> [Petikan Teks]
┌────────

Kaltengtoday.com, Lifestyle – Tren thrift shopping alias berburu baju bekas sudah jadi bagian dari gaya hidup anak muda. Dari nongkrong di kafe sampai outfit ke kampus, pakaian “secondhand” kini bukan sekadar alternatif hemat, tapi juga simbol eco-conscious lifestyle.
Namun di balik tren yang keren ini, muncul isu rencana Menteri Keuangan (Menkeu) Purbaya Yudhi Sadewa untuk mem-blacklist importir pakaian bekas ilegal atau yang dikenal sebagai balpres.
Langkah ini bukan tanpa alasan. Menkeu menilai praktik impor pakaian bekas ilegal telah merugikan negara dan mengganggu industri tekstil dalam negeri.
“Kalau dia pernah main balpres, saya akan blacklist. Nggak boleh impor barang-barang lagi,” tegasnya dalam wawancara dengan media nasional. Pemerintah ingin memastikan rantai pasok fesyen Indonesia lebih bersih, adil, dan berpihak pada pelaku usaha lokal.
Balpres: Murah, Tapi Ada Harga di Baliknya
Istilah balpres berasal dari kata “bale press”, yaitu pakaian bekas impor yang dikemas dalam karung besar. Barang-barang ini biasanya datang dari luar negeri tanpa izin resmi, dan dijual murah di pasar atau online.
Baca Juga : Kalimantan Masuk Zona Panas Ekstrem, Begini Cara Lindungi Diri dari Teriknya Matahari
Masalahnya, kegiatan impor ini masuk kategori ilegal, karena tidak melalui uji kelayakan dan bisa berdampak pada industri tekstil nasional. Selain itu, sebagian pakaian bekas yang beredar bisa mengandung zat kimia berbahaya atau tidak memenuhi standar kebersihan.
Di sisi lain, permintaan terhadap pakaian thrift terus naik, terutama di kalangan Gen Z. Alasannya karena unik, affordable, dan sustainable.
Siapa sih yang nggak mau tampil keren dengan harga hemat sambil merasa peduli lingkungan? Tapi di sinilah dilema muncul, antara being stylish dan being legal.

└────────

> [Data yang Ditampilkan]
┌────────

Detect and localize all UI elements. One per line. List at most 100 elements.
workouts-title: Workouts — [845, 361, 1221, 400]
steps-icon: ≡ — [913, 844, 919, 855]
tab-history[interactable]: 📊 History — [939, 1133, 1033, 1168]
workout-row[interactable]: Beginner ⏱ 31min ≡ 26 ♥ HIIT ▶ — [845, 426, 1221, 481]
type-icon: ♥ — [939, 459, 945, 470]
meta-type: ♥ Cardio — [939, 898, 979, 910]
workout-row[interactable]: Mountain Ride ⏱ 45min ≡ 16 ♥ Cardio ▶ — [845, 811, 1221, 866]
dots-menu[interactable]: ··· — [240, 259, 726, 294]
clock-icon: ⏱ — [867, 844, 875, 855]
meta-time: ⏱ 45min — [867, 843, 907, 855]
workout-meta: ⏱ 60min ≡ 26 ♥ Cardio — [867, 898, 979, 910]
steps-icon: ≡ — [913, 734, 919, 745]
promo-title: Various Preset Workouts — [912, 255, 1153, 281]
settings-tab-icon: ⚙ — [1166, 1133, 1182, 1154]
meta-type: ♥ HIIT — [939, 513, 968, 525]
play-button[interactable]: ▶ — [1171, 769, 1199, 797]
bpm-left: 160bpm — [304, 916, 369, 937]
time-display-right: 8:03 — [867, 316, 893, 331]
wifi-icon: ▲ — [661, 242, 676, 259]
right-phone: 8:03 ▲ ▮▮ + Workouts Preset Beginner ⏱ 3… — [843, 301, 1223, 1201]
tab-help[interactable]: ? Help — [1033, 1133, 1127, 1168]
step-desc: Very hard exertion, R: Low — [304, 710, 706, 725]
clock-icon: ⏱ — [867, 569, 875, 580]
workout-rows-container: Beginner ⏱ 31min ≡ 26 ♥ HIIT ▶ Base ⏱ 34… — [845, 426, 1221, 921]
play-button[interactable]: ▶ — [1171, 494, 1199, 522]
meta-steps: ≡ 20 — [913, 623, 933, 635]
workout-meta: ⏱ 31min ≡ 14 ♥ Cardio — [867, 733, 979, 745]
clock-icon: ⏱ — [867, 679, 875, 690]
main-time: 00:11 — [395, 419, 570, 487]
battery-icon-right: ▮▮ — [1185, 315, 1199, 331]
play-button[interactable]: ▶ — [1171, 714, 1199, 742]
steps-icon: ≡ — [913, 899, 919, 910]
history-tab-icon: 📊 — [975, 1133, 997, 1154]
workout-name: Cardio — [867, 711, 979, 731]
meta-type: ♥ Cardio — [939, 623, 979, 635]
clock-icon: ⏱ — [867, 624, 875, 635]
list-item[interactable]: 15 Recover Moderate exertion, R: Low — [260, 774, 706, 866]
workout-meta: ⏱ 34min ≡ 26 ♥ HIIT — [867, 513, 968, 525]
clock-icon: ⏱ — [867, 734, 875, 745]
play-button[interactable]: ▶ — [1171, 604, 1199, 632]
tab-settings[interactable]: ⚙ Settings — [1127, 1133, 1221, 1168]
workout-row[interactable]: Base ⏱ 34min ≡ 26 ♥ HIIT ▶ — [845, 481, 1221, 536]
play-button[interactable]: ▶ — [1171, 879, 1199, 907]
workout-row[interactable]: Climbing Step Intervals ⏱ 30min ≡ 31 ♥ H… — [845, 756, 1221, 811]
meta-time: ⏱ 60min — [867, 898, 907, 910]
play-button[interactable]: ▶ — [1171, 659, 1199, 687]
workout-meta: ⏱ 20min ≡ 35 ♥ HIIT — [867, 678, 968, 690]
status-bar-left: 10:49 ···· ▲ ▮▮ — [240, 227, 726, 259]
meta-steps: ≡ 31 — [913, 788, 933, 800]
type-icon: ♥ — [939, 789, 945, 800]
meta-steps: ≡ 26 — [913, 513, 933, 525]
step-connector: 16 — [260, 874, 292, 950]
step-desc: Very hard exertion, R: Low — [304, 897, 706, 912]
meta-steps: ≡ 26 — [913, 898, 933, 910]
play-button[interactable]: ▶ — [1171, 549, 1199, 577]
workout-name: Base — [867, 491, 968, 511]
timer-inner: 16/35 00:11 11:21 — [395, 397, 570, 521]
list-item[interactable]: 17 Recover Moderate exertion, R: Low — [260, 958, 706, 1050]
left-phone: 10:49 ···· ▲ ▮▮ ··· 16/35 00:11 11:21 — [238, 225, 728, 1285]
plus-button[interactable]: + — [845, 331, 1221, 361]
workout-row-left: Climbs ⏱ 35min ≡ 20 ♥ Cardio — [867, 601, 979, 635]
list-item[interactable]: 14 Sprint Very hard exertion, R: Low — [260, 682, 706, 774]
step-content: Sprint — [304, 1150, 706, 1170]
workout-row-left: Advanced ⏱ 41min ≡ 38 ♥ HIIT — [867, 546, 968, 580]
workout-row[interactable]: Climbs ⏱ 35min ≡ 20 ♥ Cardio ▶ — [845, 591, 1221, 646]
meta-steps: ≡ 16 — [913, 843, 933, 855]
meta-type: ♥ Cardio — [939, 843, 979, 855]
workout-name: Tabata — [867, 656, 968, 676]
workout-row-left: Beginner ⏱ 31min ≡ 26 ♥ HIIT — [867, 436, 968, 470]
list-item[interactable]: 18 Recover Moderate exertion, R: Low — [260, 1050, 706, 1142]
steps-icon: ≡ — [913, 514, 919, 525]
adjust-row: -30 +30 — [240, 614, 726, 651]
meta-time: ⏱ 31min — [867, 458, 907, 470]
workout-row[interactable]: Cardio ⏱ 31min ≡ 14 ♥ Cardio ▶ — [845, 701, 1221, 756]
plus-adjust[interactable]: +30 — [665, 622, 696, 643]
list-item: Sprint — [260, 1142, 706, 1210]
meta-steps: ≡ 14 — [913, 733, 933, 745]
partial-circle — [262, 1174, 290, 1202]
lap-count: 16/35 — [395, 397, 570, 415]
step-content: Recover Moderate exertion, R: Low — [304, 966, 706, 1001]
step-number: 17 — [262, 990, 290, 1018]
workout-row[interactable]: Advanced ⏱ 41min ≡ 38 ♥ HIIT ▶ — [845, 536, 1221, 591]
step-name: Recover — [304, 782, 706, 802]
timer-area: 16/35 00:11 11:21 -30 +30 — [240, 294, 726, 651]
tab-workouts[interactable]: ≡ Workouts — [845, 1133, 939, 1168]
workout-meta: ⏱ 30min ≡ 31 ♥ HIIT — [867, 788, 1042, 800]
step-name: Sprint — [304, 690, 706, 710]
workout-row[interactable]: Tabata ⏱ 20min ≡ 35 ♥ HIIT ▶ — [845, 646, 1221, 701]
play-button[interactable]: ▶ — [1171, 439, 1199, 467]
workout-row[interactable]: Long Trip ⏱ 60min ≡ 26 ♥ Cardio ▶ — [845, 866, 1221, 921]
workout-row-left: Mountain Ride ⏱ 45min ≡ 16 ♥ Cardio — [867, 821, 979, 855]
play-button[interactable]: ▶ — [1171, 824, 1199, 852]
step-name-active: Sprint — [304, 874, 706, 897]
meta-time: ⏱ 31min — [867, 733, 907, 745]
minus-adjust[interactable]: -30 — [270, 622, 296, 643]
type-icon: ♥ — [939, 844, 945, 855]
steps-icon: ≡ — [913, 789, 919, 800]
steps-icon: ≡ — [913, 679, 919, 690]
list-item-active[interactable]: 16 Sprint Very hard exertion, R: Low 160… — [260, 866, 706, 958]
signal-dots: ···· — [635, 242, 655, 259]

└────────

> [Permintaan Tugas] Salin kembali bagian artikel tentang tren thrift shopping, dimulai dari kata-kata yang memuat "Kaltengtoday.com, Lifestyle –" dan berhenti setelah "tekstil dalam negeri.". Di dalamnya, ganti "anak muda" dengan "generasi muda".

> [Sebagai Jawaban]
Kaltengtoday.com, Lifestyle – Tren thrift shopping alias berburu baju bekas sudah jadi bagian dari gaya hidup generasi muda. Dari nongkrong di kafe sampai outfit ke kampus, pakaian “secondhand” kini bukan sekadar alternatif hemat, tapi juga simbol eco-conscious lifestyle.
Namun di balik tren yang keren ini, muncul isu rencana Menteri Keuangan (Menkeu) Purbaya Yudhi Sadewa untuk mem-blacklist importir pakaian bekas ilegal atau yang dikenal sebagai balpres.
Langkah ini bukan tanpa alasan. Menkeu menilai praktik impor pakaian bekas ilegal telah merugikan negara dan mengganggu industri tekstil dalam negeri.